* Stated goal *
Return the listing word for word, as given.

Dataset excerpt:
◇ ◇ ◇ ◇ ◇ ◇ ◇

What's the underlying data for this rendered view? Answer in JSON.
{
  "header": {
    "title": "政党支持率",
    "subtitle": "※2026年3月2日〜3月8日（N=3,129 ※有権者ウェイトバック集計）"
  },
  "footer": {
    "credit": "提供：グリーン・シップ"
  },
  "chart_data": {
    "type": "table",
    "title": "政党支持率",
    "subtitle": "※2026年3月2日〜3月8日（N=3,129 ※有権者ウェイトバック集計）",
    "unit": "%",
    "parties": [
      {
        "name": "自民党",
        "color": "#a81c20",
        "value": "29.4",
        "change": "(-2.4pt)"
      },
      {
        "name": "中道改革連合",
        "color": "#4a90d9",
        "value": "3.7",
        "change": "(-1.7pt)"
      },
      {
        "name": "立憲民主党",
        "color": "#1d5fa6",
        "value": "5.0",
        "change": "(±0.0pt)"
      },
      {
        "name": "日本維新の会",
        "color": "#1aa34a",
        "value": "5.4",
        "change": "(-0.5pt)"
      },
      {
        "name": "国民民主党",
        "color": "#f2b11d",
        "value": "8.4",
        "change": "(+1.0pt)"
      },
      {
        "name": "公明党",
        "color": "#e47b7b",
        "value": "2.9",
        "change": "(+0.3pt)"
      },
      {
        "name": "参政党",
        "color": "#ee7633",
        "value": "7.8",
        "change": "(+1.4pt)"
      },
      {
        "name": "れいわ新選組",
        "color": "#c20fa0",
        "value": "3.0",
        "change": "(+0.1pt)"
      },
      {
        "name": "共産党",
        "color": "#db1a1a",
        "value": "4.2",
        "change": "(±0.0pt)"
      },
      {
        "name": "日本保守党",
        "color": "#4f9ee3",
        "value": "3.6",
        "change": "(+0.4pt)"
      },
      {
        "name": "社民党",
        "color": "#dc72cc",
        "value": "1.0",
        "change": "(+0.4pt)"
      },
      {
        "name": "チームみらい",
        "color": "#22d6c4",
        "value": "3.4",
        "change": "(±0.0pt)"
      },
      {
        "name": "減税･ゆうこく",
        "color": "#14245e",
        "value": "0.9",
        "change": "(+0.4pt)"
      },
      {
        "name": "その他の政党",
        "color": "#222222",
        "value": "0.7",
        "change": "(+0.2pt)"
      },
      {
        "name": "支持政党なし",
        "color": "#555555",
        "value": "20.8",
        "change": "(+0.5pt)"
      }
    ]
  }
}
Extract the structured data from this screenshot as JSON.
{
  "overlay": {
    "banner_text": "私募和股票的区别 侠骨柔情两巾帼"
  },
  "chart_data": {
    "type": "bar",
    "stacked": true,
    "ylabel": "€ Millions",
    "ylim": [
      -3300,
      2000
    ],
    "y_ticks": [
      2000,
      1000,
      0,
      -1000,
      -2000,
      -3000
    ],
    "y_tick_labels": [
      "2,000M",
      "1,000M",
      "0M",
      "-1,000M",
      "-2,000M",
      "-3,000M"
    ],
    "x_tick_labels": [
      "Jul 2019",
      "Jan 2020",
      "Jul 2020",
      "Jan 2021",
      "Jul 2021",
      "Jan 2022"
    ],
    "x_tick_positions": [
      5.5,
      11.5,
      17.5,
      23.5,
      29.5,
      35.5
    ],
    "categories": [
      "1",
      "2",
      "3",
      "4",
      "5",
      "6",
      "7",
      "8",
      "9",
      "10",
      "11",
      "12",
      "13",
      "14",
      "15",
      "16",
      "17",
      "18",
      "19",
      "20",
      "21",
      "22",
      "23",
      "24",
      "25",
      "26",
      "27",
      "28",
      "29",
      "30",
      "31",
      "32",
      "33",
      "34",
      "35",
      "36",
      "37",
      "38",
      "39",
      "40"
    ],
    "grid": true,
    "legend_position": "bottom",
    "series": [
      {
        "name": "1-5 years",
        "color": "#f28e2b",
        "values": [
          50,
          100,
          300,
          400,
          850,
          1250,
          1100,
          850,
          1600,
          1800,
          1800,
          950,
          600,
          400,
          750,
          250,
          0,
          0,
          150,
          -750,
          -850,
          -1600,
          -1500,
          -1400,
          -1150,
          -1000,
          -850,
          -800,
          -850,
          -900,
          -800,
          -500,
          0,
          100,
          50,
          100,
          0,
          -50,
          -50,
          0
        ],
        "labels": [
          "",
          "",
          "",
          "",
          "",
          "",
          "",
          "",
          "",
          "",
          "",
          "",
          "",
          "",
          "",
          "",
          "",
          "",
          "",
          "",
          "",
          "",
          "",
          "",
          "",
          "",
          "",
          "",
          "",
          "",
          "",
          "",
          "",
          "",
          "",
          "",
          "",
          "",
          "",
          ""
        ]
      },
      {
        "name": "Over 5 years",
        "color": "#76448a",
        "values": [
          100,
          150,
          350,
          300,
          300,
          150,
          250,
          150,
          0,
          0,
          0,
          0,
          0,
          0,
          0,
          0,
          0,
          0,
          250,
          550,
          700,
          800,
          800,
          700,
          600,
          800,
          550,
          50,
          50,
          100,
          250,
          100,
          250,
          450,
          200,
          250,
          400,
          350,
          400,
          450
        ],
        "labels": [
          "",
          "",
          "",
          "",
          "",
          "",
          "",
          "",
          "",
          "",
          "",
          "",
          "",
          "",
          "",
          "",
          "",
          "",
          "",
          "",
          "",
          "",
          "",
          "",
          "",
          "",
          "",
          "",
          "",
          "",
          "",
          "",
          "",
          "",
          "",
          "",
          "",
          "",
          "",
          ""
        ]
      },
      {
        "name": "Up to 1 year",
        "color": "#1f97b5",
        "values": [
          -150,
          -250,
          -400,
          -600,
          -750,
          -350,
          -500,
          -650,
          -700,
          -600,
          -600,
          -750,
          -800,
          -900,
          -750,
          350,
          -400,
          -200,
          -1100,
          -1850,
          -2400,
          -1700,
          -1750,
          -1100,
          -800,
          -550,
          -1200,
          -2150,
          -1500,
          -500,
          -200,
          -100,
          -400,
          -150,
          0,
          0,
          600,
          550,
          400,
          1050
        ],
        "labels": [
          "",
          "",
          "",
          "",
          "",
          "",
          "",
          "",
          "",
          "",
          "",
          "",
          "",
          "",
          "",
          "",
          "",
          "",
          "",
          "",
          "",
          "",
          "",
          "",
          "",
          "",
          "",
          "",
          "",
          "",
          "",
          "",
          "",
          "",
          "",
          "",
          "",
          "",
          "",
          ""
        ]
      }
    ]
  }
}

◇ ◇ ◇ ◇ ◇ ◇ ◇

* Complete output *
What's the underlying data for this rendered view? Answer in JSON.
{
  "header": {
    "title": "政党支持率",
    "subtitle": "※2026年3月2日〜3月8日（N=3,129 ※有権者ウェイトバック集計）"
  },
  "footer": {
    "credit": "提供：グリーン・シップ"
  },
  "chart_data": {
    "type": "table",
    "title": "政党支持率",
    "subtitle": "※2026年3月2日〜3月8日（N=3,129 ※有権者ウェイトバック集計）",
    "unit": "%",
    "parties": [
      {
        "name": "自民党",
        "color": "#a81c20",
        "value": "29.4",
        "change": "(-2.4pt)"
      },
      {
        "name": "中道改革連合",
        "color": "#4a90d9",
        "value": "3.7",
        "change": "(-1.7pt)"
      },
      {
        "name": "立憲民主党",
        "color": "#1d5fa6",
        "value": "5.0",
        "change": "(±0.0pt)"
      },
      {
        "name": "日本維新の会",
        "color": "#1aa34a",
        "value": "5.4",
        "change": "(-0.5pt)"
      },
      {
        "name": "国民民主党",
        "color": "#f2b11d",
        "value": "8.4",
        "change": "(+1.0pt)"
      },
      {
        "name": "公明党",
        "color": "#e47b7b",
        "value": "2.9",
        "change": "(+0.3pt)"
      },
      {
        "name": "参政党",
        "color": "#ee7633",
        "value": "7.8",
        "change": "(+1.4pt)"
      },
      {
        "name": "れいわ新選組",
        "color": "#c20fa0",
        "value": "3.0",
        "change": "(+0.1pt)"
      },
      {
        "name": "共産党",
        "color": "#db1a1a",
        "value": "4.2",
        "change": "(±0.0pt)"
      },
      {
        "name": "日本保守党",
        "color": "#4f9ee3",
        "value": "3.6",
        "change": "(+0.4pt)"
      },
      {
        "name": "社民党",
        "color": "#dc72cc",
        "value": "1.0",
        "change": "(+0.4pt)"
      },
      {
        "name": "チームみらい",
        "color": "#22d6c4",
        "value": "3.4",
        "change": "(±0.0pt)"
      },
      {
        "name": "減税･ゆうこく",
        "color": "#14245e",
        "value": "0.9",
        "change": "(+0.4pt)"
      },
      {
        "name": "その他の政党",
        "color": "#222222",
        "value": "0.7",
        "change": "(+0.2pt)"
      },
      {
        "name": "支持政党なし",
        "color": "#555555",
        "value": "20.8",
        "change": "(+0.5pt)"
      }
    ]
  }
}
Extract the structured data from this screenshot as JSON.
{
  "overlay": {
    "banner_text": "私募和股票的区别 侠骨柔情两巾帼"
  },
  "chart_data": {
    "type": "bar",
    "stacked": true,
    "ylabel": "€ Millions",
    "ylim": [
      -3300,
      2000
    ],
    "y_ticks": [
      2000,
      1000,
      0,
      -1000,
      -2000,
      -3000
    ],
    "y_tick_labels": [
      "2,000M",
      "1,000M",
      "0M",
      "-1,000M",
      "-2,000M",
      "-3,000M"
    ],
    "x_tick_labels": [
      "Jul 2019",
      "Jan 2020",
      "Jul 2020",
      "Jan 2021",
      "Jul 2021",
      "Jan 2022"
    ],
    "x_tick_positions": [
      5.5,
      11.5,
      17.5,
      23.5,
      29.5,
      35.5
    ],
    "categories": [
      "1",
      "2",
      "3",
      "4",
      "5",
      "6",
      "7",
      "8",
      "9",
      "10",
      "11",
      "12",
      "13",
      "14",
      "15",
      "16",
      "17",
      "18",
      "19",
      "20",
      "21",
      "22",
      "23",
      "24",
      "25",
      "26",
      "27",
      "28",
      "29",
      "30",
      "31",
      "32",
      "33",
      "34",
      "35",
      "36",
      "37",
      "38",
      "39",
      "40"
    ],
    "grid": true,
    "legend_position": "bottom",
    "series": [
      {
        "name": "1-5 years",
        "color": "#f28e2b",
        "values": [
          50,
          100,
          300,
          400,
          850,
          1250,
          1100,
          850,
          1600,
          1800,
          1800,
          950,
          600,
          400,
          750,
          250,
          0,
          0,
          150,
          -750,
          -850,
          -1600,
          -1500,
          -1400,
          -1150,
          -1000,
          -850,
          -800,
          -850,
          -900,
          -800,
          -500,
          0,
          100,
          50,
          100,
          0,
          -50,
          -50,
          0
        ],
        "labels": [
          "",
          "",
          "",
          "",
          "",
          "",
          "",
          "",
          "",
          "",
          "",
          "",
          "",
          "",
          "",
          "",
          "",
          "",
          "",
          "",
          "",
          "",
          "",
          "",
          "",
          "",
          "",
          "",
          "",
          "",
          "",
          "",
          "",
          "",
          "",
          "",
          "",
          "",
          "",
          ""
        ]
      },
      {
        "name": "Over 5 years",
        "color": "#76448a",
        "values": [
          100,
          150,
          350,
          300,
          300,
          150,
          250,
          150,
          0,
          0,
          0,
          0,
          0,
          0,
          0,
          0,
          0,
          0,
          250,
          550,
          700,
          800,
          800,
          700,
          600,
          800,
          550,
          50,
          50,
          100,
          250,
          100,
          250,
          450,
          200,
          250,
          400,
          350,
          400,
          450
        ],
        "labels": [
          "",
          "",
          "",
          "",
          "",
          "",
          "",
          "",
          "",
          "",
          "",
          "",
          "",
          "",
          "",
          "",
          "",
          "",
          "",
          "",
          "",
          "",
          "",
          "",
          "",
          "",
          "",
          "",
          "",
          "",
          "",
          "",
          "",
          "",
          "",
          "",
          "",
          "",
          "",
          ""
        ]
      },
      {
        "name": "Up to 1 year",
        "color": "#1f97b5",
        "values": [
          -150,
          -250,
          -400,
          -600,
          -750,
          -350,
          -500,
          -650,
          -700,
          -600,
          -600,
          -750,
          -800,
          -900,
          -750,
          350,
          -400,
          -200,
          -1100,
          -1850,
          -2400,
          -1700,
          -1750,
          -1100,
          -800,
          -550,
          -1200,
          -2150,
          -1500,
          -500,
          -200,
          -100,
          -400,
          -150,
          0,
          0,
          600,
          550,
          400,
          1050
        ],
        "labels": [
          "",
          "",
          "",
          "",
          "",
          "",
          "",
          "",
          "",
          "",
          "",
          "",
          "",
          "",
          "",
          "",
          "",
          "",
          "",
          "",
          "",
          "",
          "",
          "",
          "",
          "",
          "",
          "",
          "",
          "",
          "",
          "",
          "",
          "",
          "",
          "",
          "",
          "",
          "",
          ""
        ]
      }
    ]
  }
}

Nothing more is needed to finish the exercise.